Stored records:
:::::

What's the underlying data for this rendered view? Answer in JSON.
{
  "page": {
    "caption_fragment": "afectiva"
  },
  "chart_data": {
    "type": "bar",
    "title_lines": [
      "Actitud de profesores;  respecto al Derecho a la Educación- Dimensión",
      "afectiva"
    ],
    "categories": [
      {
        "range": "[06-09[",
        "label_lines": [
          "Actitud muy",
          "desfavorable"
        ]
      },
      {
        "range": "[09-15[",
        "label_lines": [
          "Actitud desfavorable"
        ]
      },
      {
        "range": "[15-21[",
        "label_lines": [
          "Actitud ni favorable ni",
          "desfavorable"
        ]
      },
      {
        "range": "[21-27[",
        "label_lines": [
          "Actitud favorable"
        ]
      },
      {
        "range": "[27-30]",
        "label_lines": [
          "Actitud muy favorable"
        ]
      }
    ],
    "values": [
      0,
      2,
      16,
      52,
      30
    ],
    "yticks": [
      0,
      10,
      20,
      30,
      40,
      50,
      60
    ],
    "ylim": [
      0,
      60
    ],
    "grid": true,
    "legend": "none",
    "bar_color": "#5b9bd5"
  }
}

:::::

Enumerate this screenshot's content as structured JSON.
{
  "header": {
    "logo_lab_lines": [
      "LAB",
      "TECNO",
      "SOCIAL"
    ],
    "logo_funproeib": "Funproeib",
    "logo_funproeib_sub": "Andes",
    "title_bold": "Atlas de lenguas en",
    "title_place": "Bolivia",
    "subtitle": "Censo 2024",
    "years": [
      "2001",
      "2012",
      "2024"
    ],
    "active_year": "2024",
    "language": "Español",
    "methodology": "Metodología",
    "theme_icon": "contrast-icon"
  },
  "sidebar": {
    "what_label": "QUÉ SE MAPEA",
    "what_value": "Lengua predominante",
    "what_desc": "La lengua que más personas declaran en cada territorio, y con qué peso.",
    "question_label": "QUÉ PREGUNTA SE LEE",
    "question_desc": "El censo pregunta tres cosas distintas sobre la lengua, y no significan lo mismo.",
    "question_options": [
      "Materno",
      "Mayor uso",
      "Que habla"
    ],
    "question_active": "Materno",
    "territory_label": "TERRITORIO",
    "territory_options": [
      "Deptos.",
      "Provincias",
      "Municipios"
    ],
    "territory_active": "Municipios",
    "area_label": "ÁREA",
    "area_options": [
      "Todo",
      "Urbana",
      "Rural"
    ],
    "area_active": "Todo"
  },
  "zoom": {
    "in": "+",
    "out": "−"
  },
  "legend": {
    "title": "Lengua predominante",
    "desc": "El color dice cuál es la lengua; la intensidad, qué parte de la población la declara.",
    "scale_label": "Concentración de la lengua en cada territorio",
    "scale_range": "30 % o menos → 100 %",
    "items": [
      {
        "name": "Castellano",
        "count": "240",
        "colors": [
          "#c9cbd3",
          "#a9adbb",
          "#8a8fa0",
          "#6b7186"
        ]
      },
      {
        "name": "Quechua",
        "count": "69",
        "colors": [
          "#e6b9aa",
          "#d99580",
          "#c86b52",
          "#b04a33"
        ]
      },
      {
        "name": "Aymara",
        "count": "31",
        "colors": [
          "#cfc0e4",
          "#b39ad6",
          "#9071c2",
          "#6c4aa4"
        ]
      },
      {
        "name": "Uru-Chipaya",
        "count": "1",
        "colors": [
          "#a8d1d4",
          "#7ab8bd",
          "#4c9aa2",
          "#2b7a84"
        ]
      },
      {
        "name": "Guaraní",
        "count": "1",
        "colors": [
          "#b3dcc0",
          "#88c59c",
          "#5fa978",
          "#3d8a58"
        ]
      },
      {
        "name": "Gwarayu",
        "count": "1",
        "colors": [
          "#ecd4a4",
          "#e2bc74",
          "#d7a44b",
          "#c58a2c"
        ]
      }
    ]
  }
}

:::::

Each line with the string "JSON" in it needs to be found and copied.

_TASK OUTPUT_.
What's the underlying data for this rendered view? Answer in JSON.
Enumerate this screenshot's content as structured JSON.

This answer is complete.